REQUIRED TASK:
Tell how many lines contain the word "Contributions". Reply with the number only.

begin ENTRIES SHOWN

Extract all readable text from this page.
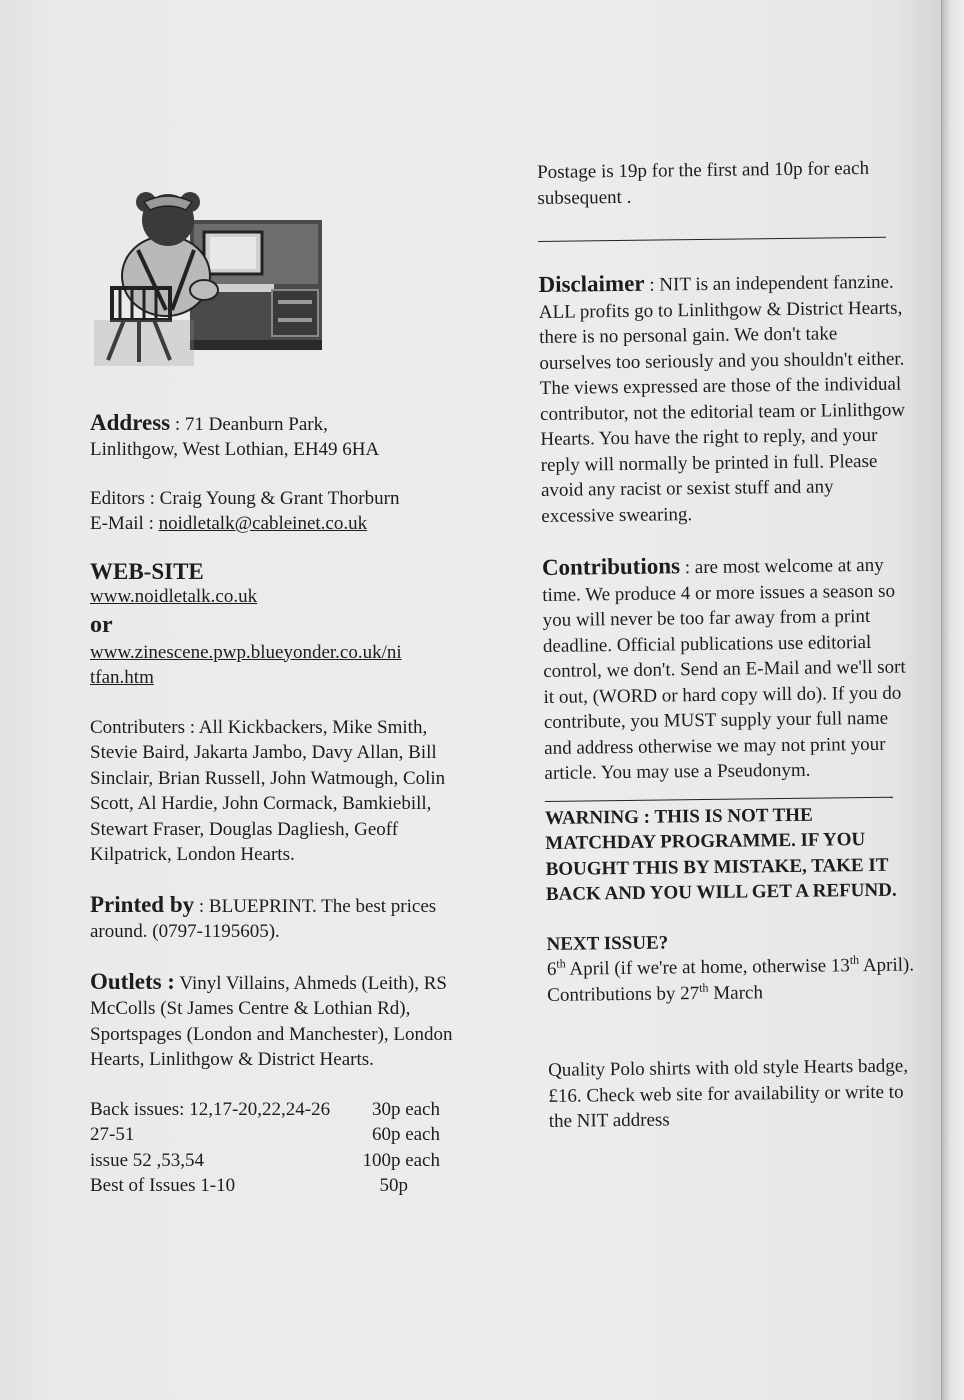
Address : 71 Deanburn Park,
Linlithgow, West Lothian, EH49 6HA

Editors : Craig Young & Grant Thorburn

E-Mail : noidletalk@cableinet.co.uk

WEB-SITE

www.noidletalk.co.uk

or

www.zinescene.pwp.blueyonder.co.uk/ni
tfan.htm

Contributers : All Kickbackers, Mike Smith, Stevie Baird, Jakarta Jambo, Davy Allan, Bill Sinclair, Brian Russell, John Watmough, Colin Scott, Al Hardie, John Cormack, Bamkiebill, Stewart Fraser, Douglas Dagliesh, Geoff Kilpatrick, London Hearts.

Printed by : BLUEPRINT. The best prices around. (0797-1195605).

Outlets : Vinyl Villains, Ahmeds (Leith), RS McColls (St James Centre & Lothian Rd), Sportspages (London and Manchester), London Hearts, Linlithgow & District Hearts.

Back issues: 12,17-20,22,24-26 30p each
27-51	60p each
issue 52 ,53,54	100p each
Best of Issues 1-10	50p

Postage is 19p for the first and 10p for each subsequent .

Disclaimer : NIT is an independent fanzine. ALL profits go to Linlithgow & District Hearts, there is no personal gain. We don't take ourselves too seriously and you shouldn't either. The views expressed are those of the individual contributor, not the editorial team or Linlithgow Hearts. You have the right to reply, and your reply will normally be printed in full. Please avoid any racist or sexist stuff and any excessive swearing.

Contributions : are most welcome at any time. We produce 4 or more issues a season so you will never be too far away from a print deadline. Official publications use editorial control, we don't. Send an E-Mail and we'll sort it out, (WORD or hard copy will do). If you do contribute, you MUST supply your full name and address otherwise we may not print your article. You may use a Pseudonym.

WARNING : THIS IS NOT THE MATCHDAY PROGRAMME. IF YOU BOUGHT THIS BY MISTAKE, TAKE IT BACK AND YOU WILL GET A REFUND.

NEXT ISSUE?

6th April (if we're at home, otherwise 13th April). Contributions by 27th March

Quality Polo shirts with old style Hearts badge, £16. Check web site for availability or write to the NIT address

end ENTRIES SHOWN
begin ENTRIES SHOWN

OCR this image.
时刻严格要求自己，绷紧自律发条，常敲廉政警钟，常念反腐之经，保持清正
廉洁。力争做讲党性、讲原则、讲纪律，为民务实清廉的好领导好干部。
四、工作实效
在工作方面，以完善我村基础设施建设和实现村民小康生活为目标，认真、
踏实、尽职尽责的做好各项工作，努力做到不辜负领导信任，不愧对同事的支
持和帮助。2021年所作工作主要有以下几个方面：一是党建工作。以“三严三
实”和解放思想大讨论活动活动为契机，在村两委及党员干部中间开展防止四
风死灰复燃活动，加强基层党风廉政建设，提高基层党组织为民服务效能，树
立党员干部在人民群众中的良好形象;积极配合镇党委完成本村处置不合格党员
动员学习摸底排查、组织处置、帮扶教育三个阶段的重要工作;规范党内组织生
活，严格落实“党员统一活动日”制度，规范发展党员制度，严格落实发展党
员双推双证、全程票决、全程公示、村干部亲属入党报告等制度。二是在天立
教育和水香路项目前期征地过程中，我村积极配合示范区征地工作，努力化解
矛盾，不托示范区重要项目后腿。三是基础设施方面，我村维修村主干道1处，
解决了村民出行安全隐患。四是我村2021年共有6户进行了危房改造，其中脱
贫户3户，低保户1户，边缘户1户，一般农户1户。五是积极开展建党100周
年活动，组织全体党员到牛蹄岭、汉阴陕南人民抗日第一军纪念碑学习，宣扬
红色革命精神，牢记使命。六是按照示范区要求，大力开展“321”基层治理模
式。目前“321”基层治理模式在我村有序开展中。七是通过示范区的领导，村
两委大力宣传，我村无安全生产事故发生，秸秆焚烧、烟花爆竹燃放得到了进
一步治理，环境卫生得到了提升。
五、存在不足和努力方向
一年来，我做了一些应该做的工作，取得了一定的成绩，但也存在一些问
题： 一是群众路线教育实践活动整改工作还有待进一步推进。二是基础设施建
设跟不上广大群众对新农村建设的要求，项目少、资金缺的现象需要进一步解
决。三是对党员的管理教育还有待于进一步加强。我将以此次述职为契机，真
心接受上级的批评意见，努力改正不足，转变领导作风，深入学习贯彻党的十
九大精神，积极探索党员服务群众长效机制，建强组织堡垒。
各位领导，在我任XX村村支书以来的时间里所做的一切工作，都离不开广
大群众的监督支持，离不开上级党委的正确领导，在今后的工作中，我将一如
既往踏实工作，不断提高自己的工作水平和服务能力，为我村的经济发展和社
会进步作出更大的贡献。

end ENTRIES SHOWN

FINAL RESULT:
2